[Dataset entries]
┌────────
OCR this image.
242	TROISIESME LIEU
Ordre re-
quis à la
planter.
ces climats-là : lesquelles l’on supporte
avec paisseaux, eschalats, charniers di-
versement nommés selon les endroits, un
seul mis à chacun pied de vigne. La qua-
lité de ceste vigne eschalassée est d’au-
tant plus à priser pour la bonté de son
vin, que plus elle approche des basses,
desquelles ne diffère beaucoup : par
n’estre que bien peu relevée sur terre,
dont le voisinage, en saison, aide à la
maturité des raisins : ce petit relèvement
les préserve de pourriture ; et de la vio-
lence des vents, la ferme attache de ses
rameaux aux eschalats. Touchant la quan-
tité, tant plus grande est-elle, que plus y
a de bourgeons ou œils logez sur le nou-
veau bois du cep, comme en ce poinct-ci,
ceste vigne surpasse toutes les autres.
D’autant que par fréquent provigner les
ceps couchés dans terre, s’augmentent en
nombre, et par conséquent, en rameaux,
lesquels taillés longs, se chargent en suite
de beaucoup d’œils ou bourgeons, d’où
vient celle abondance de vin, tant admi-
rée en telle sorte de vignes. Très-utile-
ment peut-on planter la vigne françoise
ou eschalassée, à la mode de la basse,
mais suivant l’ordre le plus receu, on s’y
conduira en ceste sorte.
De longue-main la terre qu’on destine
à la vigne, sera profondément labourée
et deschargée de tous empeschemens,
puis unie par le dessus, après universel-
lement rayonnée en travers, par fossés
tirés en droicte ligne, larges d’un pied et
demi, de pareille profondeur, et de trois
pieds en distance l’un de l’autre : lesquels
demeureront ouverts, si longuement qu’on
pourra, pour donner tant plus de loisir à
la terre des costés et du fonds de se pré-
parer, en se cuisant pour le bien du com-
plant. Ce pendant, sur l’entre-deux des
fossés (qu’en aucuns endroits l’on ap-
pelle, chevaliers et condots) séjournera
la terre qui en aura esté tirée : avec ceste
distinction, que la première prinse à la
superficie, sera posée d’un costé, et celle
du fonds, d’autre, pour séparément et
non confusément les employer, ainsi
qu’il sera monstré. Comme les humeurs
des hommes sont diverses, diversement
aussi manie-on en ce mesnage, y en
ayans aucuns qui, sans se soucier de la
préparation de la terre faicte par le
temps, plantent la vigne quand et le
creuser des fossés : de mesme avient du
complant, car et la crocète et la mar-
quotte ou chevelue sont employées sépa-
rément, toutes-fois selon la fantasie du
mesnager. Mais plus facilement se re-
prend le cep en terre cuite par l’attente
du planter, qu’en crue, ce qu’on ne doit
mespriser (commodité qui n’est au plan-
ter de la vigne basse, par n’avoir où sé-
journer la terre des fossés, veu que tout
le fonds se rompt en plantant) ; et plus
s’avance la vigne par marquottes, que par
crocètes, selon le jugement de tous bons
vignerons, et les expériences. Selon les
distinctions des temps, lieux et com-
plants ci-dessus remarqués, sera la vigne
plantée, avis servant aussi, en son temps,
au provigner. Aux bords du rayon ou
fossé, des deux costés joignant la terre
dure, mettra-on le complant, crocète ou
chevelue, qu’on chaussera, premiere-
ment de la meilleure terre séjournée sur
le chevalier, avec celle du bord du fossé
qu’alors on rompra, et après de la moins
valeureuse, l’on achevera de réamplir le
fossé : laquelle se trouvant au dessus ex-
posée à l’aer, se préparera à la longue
└────────
Repeat all entries. Match them exactly.

• [IN RESPONSE]
OCR this image.
242	TROISIESME LIEU
Ordre re-
quis à la
planter.
ces climats-là : lesquelles l’on supporte
avec paisseaux, eschalats, charniers di-
versement nommés selon les endroits, un
seul mis à chacun pied de vigne. La qua-
lité de ceste vigne eschalassée est d’au-
tant plus à priser pour la bonté de son
vin, que plus elle approche des basses,
desquelles ne diffère beaucoup : par
n’estre que bien peu relevée sur terre,
dont le voisinage, en saison, aide à la
maturité des raisins : ce petit relèvement
les préserve de pourriture ; et de la vio-
lence des vents, la ferme attache de ses
rameaux aux eschalats. Touchant la quan-
tité, tant plus grande est-elle, que plus y
a de bourgeons ou œils logez sur le nou-
veau bois du cep, comme en ce poinct-ci,
ceste vigne surpasse toutes les autres.
D’autant que par fréquent provigner les
ceps couchés dans terre, s’augmentent en
nombre, et par conséquent, en rameaux,
lesquels taillés longs, se chargent en suite
de beaucoup d’œils ou bourgeons, d’où
vient celle abondance de vin, tant admi-
rée en telle sorte de vignes. Très-utile-
ment peut-on planter la vigne françoise
ou eschalassée, à la mode de la basse,
mais suivant l’ordre le plus receu, on s’y
conduira en ceste sorte.
De longue-main la terre qu’on destine
à la vigne, sera profondément labourée
et deschargée de tous empeschemens,
puis unie par le dessus, après universel-
lement rayonnée en travers, par fossés
tirés en droicte ligne, larges d’un pied et
demi, de pareille profondeur, et de trois
pieds en distance l’un de l’autre : lesquels
demeureront ouverts, si longuement qu’on
pourra, pour donner tant plus de loisir à
la terre des costés et du fonds de se pré-
parer, en se cuisant pour le bien du com-
plant. Ce pendant, sur l’entre-deux des
fossés (qu’en aucuns endroits l’on ap-
pelle, chevaliers et condots) séjournera
la terre qui en aura esté tirée : avec ceste
distinction, que la première prinse à la
superficie, sera posée d’un costé, et celle
du fonds, d’autre, pour séparément et
non confusément les employer, ainsi
qu’il sera monstré. Comme les humeurs
des hommes sont diverses, diversement
aussi manie-on en ce mesnage, y en
ayans aucuns qui, sans se soucier de la
préparation de la terre faicte par le
temps, plantent la vigne quand et le
creuser des fossés : de mesme avient du
complant, car et la crocète et la mar-
quotte ou chevelue sont employées sépa-
rément, toutes-fois selon la fantasie du
mesnager. Mais plus facilement se re-
prend le cep en terre cuite par l’attente
du planter, qu’en crue, ce qu’on ne doit
mespriser (commodité qui n’est au plan-
ter de la vigne basse, par n’avoir où sé-
journer la terre des fossés, veu que tout
le fonds se rompt en plantant) ; et plus
s’avance la vigne par marquottes, que par
crocètes, selon le jugement de tous bons
vignerons, et les expériences. Selon les
distinctions des temps, lieux et com-
plants ci-dessus remarqués, sera la vigne
plantée, avis servant aussi, en son temps,
au provigner. Aux bords du rayon ou
fossé, des deux costés joignant la terre
dure, mettra-on le complant, crocète ou
chevelue, qu’on chaussera, premiere-
ment de la meilleure terre séjournée sur
le chevalier, avec celle du bord du fossé
qu’alors on rompra, et après de la moins
valeureuse, l’on achevera de réamplir le
fossé : laquelle se trouvant au dessus ex-
posée à l’aer, se préparera à la longue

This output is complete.